──────── Exercise materials

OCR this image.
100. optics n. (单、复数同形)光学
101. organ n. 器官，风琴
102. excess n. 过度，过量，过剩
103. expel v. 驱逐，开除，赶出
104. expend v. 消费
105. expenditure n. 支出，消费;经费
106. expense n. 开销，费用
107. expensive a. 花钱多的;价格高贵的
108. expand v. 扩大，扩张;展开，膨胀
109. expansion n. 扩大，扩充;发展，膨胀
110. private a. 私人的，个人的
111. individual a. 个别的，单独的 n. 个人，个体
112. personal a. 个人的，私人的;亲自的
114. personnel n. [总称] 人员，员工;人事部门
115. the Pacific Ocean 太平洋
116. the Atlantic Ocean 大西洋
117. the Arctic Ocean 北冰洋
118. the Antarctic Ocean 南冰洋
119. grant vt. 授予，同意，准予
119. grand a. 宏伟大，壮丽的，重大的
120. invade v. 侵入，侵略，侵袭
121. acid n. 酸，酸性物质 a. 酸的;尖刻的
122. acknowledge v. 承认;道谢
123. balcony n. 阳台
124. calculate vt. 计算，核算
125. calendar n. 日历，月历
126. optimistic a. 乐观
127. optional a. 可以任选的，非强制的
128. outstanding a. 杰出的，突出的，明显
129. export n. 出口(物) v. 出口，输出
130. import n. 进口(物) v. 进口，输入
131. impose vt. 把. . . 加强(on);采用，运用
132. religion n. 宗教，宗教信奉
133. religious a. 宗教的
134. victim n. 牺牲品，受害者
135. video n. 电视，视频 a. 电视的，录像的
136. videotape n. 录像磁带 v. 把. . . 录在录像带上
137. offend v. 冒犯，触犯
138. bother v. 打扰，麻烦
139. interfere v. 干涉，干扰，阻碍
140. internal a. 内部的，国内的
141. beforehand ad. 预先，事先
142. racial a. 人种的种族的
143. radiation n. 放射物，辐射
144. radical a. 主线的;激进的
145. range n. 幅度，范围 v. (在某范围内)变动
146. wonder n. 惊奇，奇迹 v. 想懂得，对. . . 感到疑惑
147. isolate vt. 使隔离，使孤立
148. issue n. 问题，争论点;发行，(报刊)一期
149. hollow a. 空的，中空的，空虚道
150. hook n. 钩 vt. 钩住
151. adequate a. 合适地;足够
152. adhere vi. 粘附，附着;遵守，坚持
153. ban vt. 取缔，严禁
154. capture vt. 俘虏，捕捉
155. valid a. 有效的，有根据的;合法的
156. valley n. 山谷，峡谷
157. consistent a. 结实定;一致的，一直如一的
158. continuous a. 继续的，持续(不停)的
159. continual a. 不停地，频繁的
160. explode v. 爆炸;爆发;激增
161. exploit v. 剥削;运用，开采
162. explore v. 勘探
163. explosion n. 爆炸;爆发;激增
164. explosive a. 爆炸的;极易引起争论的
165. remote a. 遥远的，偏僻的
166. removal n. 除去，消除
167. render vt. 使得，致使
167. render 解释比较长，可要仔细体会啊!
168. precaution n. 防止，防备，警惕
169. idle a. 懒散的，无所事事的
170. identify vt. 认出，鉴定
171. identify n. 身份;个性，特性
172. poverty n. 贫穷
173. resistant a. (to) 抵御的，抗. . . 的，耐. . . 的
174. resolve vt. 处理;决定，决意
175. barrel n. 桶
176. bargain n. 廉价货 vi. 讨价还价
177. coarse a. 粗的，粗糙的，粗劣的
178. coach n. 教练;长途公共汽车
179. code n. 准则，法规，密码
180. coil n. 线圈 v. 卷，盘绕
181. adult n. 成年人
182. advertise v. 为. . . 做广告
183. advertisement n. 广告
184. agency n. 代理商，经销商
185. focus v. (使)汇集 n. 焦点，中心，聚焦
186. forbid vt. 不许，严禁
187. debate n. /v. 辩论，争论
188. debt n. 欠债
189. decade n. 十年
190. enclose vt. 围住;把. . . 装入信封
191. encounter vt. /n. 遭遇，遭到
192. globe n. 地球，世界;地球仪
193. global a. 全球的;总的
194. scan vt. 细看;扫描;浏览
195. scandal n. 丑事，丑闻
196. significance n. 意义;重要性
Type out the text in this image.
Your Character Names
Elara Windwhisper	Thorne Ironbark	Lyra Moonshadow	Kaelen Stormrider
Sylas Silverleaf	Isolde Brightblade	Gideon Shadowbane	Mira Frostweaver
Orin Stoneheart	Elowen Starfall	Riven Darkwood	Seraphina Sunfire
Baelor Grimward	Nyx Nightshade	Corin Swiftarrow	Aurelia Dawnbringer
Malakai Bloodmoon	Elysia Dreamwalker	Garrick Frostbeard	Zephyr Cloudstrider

────────────────

* Task brief
Report only how many lines in the listing contain the string "image".

* Problem solution
2